> [Problem statement]:
The expected answer comprises all lines from the entries that contain the string "soiled".

[Document page transcription items]
"""

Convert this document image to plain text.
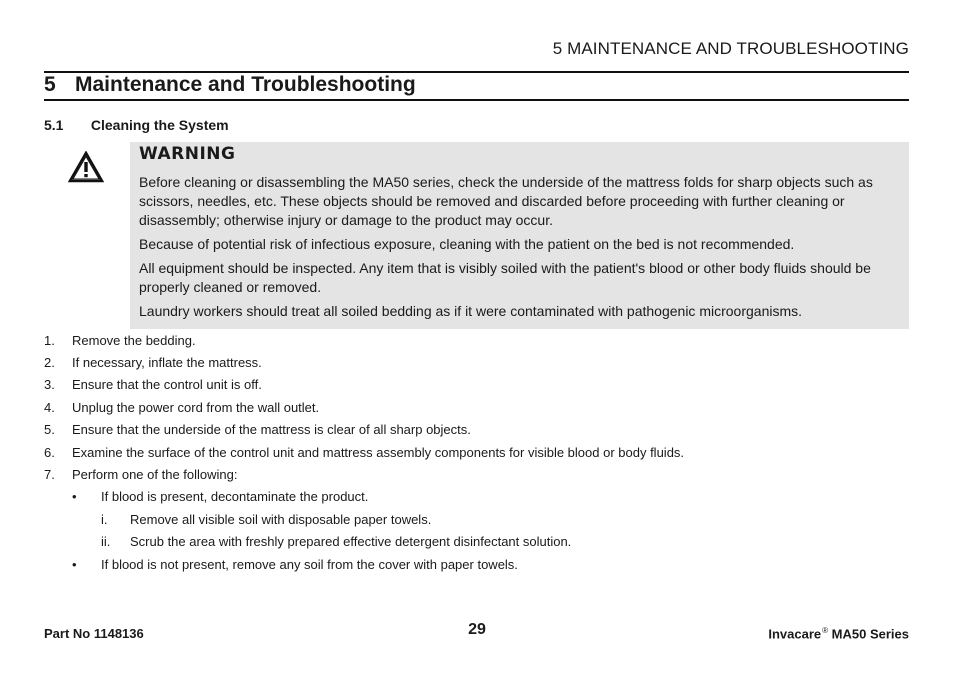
5 MAINTENANCE AND TROUBLESHOOTING
5 Maintenance and Troubleshooting
5.1 Cleaning the System
WARNING

Before cleaning or disassembling the MA50 series, check the underside of the mattress folds for sharp objects such as scissors, needles, etc. These objects should be removed and discarded before proceeding with further cleaning or disassembly; otherwise injury or damage to the product may occur.

Because of potential risk of infectious exposure, cleaning with the patient on the bed is not recommended.

All equipment should be inspected. Any item that is visibly soiled with the patient's blood or other body fluids should be properly cleaned or removed.

Laundry workers should treat all soiled bedding as if it were contaminated with pathogenic microorganisms.

1.	Remove the bedding.
2.	If necessary, inflate the mattress.
3.	Ensure that the control unit is off.
4.	Unplug the power cord from the wall outlet.
5.	Ensure that the underside of the mattress is clear of all sharp objects.
6.	Examine the surface of the control unit and mattress assembly components for visible blood or body fluids.
7.	Perform one of the following:
•	If blood is present, decontaminate the product.
i.	Remove all visible soil with disposable paper towels.
ii.	Scrub the area with freshly prepared effective detergent disinfectant solution.
•	If blood is not present, remove any soil from the cover with paper towels.
Part No 1148136	29	Invacare® MA50 Series
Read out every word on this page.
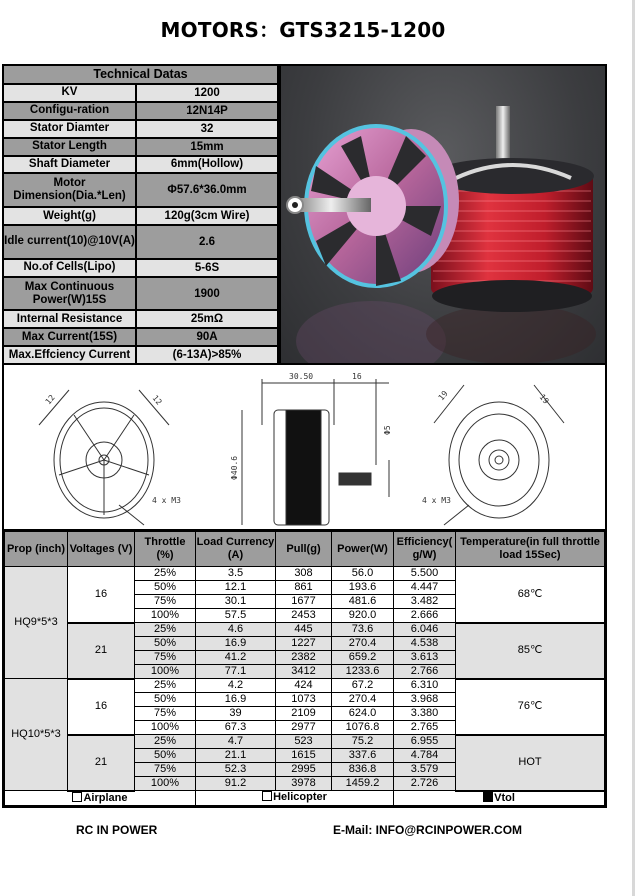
MOTORS：GTS3215-1200
Technical Datas
KV	1200
Configu-ration	12N14P
Stator Diamter	32
Stator Length	15mm
Shaft Diameter	6mm(Hollow)
Motor Dimension(Dia.*Len)	Φ57.6*36.0mm
Weight(g)	120g(3cm Wire)
Idle current(10)@10V(A)	2.6
No.of Cells(Lipo)	5-6S
Max Continuous Power(W)15S	1900
Internal Resistance	25mΩ
Max Current(15S)	90A
Max.Effciency Current	(6-13A)>85%
12	12
4 x M3
30.50	16
Φ40.6
Φ5
19	19
4 x M3
Prop (inch)	Voltages (V)	Throttle (%)	Load Currency (A)	Pull(g)	Power(W)	Efficiency( g/W)	Temperature(in full throttle load 15Sec)
HQ9*5*3	16	25%	3.5	308	56.0	5.500	68℃
		50%	12.1	861	193.6	4.447	
		75%	30.1	1677	481.6	3.482	
		100%	57.5	2453	920.0	2.666	
	21	25%	4.6	445	73.6	6.046	85℃
		50%	16.9	1227	270.4	4.538	
		75%	41.2	2382	659.2	3.613	
		100%	77.1	3412	1233.6	2.766	
HQ10*5*3	16	25%	4.2	424	67.2	6.310	76℃
		50%	16.9	1073	270.4	3.968	
		75%	39	2109	624.0	3.380	
		100%	67.3	2977	1076.8	2.765	
	21	25%	4.7	523	75.2	6.955	HOT
		50%	21.1	1615	337.6	4.784	
		75%	52.3	2995	836.8	3.579	
		100%	91.2	3978	1459.2	2.726	
Airplane			Helicopter			Vtol	
RC IN POWER	E-Mail: INFO@RCINPOWER.COM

"""

> [Answer to this task]:
All equipment should be inspected. Any item that is visibly soiled with the patient's blood or other body fluids should be properly cleaned or removed.
Laundry workers should treat all soiled bedding as if it were contaminated with pathogenic microorganisms.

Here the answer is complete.